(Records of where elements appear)
━━━━━━━━━━━━━━━━━━━━━━━━━━━━━━

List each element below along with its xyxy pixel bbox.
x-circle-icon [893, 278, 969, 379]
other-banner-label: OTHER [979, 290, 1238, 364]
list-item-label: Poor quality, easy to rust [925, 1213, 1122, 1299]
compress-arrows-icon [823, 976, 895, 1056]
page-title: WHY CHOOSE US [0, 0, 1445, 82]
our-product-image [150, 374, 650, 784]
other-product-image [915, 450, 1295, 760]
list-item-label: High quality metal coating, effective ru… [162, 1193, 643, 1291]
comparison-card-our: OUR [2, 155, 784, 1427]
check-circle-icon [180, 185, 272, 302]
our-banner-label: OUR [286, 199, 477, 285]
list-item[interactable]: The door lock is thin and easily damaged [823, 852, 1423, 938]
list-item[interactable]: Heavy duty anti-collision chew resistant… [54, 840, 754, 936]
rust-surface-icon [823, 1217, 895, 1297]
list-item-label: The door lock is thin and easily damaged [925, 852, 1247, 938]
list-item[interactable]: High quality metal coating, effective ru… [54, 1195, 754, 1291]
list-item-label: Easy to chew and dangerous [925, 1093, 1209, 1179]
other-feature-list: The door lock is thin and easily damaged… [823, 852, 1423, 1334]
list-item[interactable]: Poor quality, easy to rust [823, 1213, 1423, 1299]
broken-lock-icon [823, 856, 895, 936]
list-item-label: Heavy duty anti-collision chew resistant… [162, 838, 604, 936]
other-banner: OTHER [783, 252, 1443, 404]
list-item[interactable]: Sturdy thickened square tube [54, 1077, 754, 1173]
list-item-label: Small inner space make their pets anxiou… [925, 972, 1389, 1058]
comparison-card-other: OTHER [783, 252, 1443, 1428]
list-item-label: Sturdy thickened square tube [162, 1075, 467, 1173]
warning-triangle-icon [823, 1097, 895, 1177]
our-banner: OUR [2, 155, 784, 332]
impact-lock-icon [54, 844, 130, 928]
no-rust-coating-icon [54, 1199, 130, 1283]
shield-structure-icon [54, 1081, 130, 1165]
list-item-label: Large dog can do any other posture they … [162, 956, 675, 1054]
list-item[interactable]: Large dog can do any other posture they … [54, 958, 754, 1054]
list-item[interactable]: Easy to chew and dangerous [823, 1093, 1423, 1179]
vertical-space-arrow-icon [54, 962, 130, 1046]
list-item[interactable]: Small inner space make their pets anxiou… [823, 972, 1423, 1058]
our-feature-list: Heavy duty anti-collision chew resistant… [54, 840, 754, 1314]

━━━━━━━━━━━━━━━━━━━━━━━━━━━━━━

**WHAT IS EXPECTED**. Replace every "door lock" in the lines above with "gate latch" and write out all the lines again, otherwise unchanged.

**SOLUTION TO THIS PROBLEM**.
List each element below along with its xyxy pixel bbox.
x-circle-icon [893, 278, 969, 379]
other-banner-label: OTHER [979, 290, 1238, 364]
list-item-label: Poor quality, easy to rust [925, 1213, 1122, 1299]
compress-arrows-icon [823, 976, 895, 1056]
page-title: WHY CHOOSE US [0, 0, 1445, 82]
our-product-image [150, 374, 650, 784]
other-product-image [915, 450, 1295, 760]
list-item-label: High quality metal coating, effective ru… [162, 1193, 643, 1291]
comparison-card-our: OUR [2, 155, 784, 1427]
check-circle-icon [180, 185, 272, 302]
our-banner-label: OUR [286, 199, 477, 285]
list-item[interactable]: The gate latch is thin and easily damaged [823, 852, 1423, 938]
list-item[interactable]: Heavy duty anti-collision chew resistant… [54, 840, 754, 936]
rust-surface-icon [823, 1217, 895, 1297]
list-item-label: The gate latch is thin and easily damaged [925, 852, 1247, 938]
list-item[interactable]: High quality metal coating, effective ru… [54, 1195, 754, 1291]
list-item-label: Easy to chew and dangerous [925, 1093, 1209, 1179]
other-feature-list: The gate latch is thin and easily damaged… [823, 852, 1423, 1334]
list-item[interactable]: Poor quality, easy to rust [823, 1213, 1423, 1299]
broken-lock-icon [823, 856, 895, 936]
list-item-label: Heavy duty anti-collision chew resistant… [162, 838, 604, 936]
other-banner: OTHER [783, 252, 1443, 404]
list-item[interactable]: Sturdy thickened square tube [54, 1077, 754, 1173]
list-item-label: Small inner space make their pets anxiou… [925, 972, 1389, 1058]
comparison-card-other: OTHER [783, 252, 1443, 1428]
list-item-label: Sturdy thickened square tube [162, 1075, 467, 1173]
warning-triangle-icon [823, 1097, 895, 1177]
our-banner: OUR [2, 155, 784, 332]
impact-lock-icon [54, 844, 130, 928]
no-rust-coating-icon [54, 1199, 130, 1283]
shield-structure-icon [54, 1081, 130, 1165]
list-item-label: Large dog can do any other posture they … [162, 956, 675, 1054]
list-item[interactable]: Large dog can do any other posture they … [54, 958, 754, 1054]
list-item[interactable]: Easy to chew and dangerous [823, 1093, 1423, 1179]
vertical-space-arrow-icon [54, 962, 130, 1046]
list-item[interactable]: Small inner space make their pets anxiou… [823, 972, 1423, 1058]
our-feature-list: Heavy duty anti-collision chew resistant… [54, 840, 754, 1314]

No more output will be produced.